AIM OF THE EXERCISE: Repeat the whole listing below, word for word.

****************************************

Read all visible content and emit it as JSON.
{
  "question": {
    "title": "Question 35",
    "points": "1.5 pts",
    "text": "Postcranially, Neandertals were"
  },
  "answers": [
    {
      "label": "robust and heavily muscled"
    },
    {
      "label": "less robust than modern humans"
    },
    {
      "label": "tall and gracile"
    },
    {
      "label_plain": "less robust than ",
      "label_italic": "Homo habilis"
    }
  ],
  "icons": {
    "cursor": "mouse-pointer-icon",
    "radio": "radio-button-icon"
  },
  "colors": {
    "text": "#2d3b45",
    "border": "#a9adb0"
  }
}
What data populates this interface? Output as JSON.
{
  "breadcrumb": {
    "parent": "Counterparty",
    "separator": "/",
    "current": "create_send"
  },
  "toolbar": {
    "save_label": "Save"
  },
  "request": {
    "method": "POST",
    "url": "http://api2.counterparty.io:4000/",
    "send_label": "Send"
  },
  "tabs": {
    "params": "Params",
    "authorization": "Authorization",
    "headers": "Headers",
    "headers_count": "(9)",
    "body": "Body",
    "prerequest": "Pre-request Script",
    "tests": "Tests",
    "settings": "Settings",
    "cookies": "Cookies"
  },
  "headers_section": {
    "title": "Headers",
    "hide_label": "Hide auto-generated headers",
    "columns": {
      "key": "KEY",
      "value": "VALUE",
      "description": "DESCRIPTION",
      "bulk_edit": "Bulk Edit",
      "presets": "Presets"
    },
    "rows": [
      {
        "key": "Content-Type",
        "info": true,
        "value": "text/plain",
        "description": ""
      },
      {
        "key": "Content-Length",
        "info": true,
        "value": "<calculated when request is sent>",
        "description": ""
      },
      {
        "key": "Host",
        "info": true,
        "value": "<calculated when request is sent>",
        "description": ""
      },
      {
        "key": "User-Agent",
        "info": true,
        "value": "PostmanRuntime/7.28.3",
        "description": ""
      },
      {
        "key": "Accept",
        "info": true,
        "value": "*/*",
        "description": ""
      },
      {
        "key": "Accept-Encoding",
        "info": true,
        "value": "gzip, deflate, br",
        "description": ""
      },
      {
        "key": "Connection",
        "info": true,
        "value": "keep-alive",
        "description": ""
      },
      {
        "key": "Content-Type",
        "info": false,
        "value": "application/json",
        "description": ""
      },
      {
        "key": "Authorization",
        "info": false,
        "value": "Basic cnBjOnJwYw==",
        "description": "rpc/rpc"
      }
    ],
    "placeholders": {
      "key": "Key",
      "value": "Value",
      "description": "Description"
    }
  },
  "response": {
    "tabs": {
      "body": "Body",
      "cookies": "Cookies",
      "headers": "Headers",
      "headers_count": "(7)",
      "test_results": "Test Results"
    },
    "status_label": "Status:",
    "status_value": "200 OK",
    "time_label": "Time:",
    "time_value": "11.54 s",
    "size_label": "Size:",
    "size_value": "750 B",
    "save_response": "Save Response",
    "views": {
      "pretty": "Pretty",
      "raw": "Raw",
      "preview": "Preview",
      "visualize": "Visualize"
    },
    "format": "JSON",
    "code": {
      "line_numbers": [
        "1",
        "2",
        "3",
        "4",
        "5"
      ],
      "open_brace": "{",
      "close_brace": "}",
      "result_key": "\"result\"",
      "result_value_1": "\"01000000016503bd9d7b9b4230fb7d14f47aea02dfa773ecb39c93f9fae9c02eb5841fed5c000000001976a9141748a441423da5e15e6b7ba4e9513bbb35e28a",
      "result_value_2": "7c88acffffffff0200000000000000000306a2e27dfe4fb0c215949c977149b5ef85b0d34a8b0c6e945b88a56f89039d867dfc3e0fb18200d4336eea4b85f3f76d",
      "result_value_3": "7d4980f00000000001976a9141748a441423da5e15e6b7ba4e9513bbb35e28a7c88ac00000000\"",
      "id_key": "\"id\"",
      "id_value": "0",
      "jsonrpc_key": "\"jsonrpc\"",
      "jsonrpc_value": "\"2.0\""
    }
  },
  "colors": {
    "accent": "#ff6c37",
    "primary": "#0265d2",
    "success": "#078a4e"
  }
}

****************************************

EXERCISE OUTPUT:
Read all visible content and emit it as JSON.
{
  "question": {
    "title": "Question 35",
    "points": "1.5 pts",
    "text": "Postcranially, Neandertals were"
  },
  "answers": [
    {
      "label": "robust and heavily muscled"
    },
    {
      "label": "less robust than modern humans"
    },
    {
      "label": "tall and gracile"
    },
    {
      "label_plain": "less robust than ",
      "label_italic": "Homo habilis"
    }
  ],
  "icons": {
    "cursor": "mouse-pointer-icon",
    "radio": "radio-button-icon"
  },
  "colors": {
    "text": "#2d3b45",
    "border": "#a9adb0"
  }
}
What data populates this interface? Output as JSON.
{
  "breadcrumb": {
    "parent": "Counterparty",
    "separator": "/",
    "current": "create_send"
  },
  "toolbar": {
    "save_label": "Save"
  },
  "request": {
    "method": "POST",
    "url": "http://api2.counterparty.io:4000/",
    "send_label": "Send"
  },
  "tabs": {
    "params": "Params",
    "authorization": "Authorization",
    "headers": "Headers",
    "headers_count": "(9)",
    "body": "Body",
    "prerequest": "Pre-request Script",
    "tests": "Tests",
    "settings": "Settings",
    "cookies": "Cookies"
  },
  "headers_section": {
    "title": "Headers",
    "hide_label": "Hide auto-generated headers",
    "columns": {
      "key": "KEY",
      "value": "VALUE",
      "description": "DESCRIPTION",
      "bulk_edit": "Bulk Edit",
      "presets": "Presets"
    },
    "rows": [
      {
        "key": "Content-Type",
        "info": true,
        "value": "text/plain",
        "description": ""
      },
      {
        "key": "Content-Length",
        "info": true,
        "value": "<calculated when request is sent>",
        "description": ""
      },
      {
        "key": "Host",
        "info": true,
        "value": "<calculated when request is sent>",
        "description": ""
      },
      {
        "key": "User-Agent",
        "info": true,
        "value": "PostmanRuntime/7.28.3",
        "description": ""
      },
      {
        "key": "Accept",
        "info": true,
        "value": "*/*",
        "description": ""
      },
      {
        "key": "Accept-Encoding",
        "info": true,
        "value": "gzip, deflate, br",
        "description": ""
      },
      {
        "key": "Connection",
        "info": true,
        "value": "keep-alive",
        "description": ""
      },
      {
        "key": "Content-Type",
        "info": false,
        "value": "application/json",
        "description": ""
      },
      {
        "key": "Authorization",
        "info": false,
        "value": "Basic cnBjOnJwYw==",
        "description": "rpc/rpc"
      }
    ],
    "placeholders": {
      "key": "Key",
      "value": "Value",
      "description": "Description"
    }
  },
  "response": {
    "tabs": {
      "body": "Body",
      "cookies": "Cookies",
      "headers": "Headers",
      "headers_count": "(7)",
      "test_results": "Test Results"
    },
    "status_label": "Status:",
    "status_value": "200 OK",
    "time_label": "Time:",
    "time_value": "11.54 s",
    "size_label": "Size:",
    "size_value": "750 B",
    "save_response": "Save Response",
    "views": {
      "pretty": "Pretty",
      "raw": "Raw",
      "preview": "Preview",
      "visualize": "Visualize"
    },
    "format": "JSON",
    "code": {
      "line_numbers": [
        "1",
        "2",
        "3",
        "4",
        "5"
      ],
      "open_brace": "{",
      "close_brace": "}",
      "result_key": "\"result\"",
      "result_value_1": "\"01000000016503bd9d7b9b4230fb7d14f47aea02dfa773ecb39c93f9fae9c02eb5841fed5c000000001976a9141748a441423da5e15e6b7ba4e9513bbb35e28a",
      "result_value_2": "7c88acffffffff0200000000000000000306a2e27dfe4fb0c215949c977149b5ef85b0d34a8b0c6e945b88a56f89039d867dfc3e0fb18200d4336eea4b85f3f76d",
      "result_value_3": "7d4980f00000000001976a9141748a441423da5e15e6b7ba4e9513bbb35e28a7c88ac00000000\"",
      "id_key": "\"id\"",
      "id_value": "0",
      "jsonrpc_key": "\"jsonrpc\"",
      "jsonrpc_value": "\"2.0\""
    }
  },
  "colors": {
    "accent": "#ff6c37",
    "primary": "#0265d2",
    "success": "#078a4e"
  }
}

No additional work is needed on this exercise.